* Written task: Go through the records and give each one again exactly.

* Data excerpts:
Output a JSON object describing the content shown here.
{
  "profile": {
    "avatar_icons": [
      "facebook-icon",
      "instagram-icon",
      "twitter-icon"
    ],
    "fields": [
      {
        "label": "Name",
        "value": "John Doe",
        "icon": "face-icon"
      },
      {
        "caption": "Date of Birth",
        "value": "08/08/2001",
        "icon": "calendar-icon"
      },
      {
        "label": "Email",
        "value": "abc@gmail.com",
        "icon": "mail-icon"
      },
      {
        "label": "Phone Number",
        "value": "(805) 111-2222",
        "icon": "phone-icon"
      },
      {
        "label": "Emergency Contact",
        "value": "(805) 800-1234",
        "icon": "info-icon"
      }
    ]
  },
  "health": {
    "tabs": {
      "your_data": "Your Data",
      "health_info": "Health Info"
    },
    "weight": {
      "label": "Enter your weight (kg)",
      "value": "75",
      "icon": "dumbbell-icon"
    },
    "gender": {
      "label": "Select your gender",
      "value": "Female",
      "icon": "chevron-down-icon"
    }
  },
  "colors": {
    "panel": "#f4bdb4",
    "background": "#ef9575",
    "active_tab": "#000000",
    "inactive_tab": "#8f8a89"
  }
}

* Reply to the exercise:
Output a JSON object describing the content shown here.
{
  "profile": {
    "avatar_icons": [
      "facebook-icon",
      "instagram-icon",
      "twitter-icon"
    ],
    "fields": [
      {
        "label": "Name",
        "value": "John Doe",
        "icon": "face-icon"
      },
      {
        "caption": "Date of Birth",
        "value": "08/08/2001",
        "icon": "calendar-icon"
      },
      {
        "label": "Email",
        "value": "abc@gmail.com",
        "icon": "mail-icon"
      },
      {
        "label": "Phone Number",
        "value": "(805) 111-2222",
        "icon": "phone-icon"
      },
      {
        "label": "Emergency Contact",
        "value": "(805) 800-1234",
        "icon": "info-icon"
      }
    ]
  },
  "health": {
    "tabs": {
      "your_data": "Your Data",
      "health_info": "Health Info"
    },
    "weight": {
      "label": "Enter your weight (kg)",
      "value": "75",
      "icon": "dumbbell-icon"
    },
    "gender": {
      "label": "Select your gender",
      "value": "Female",
      "icon": "chevron-down-icon"
    }
  },
  "colors": {
    "panel": "#f4bdb4",
    "background": "#ef9575",
    "active_tab": "#000000",
    "inactive_tab": "#8f8a89"
  }
}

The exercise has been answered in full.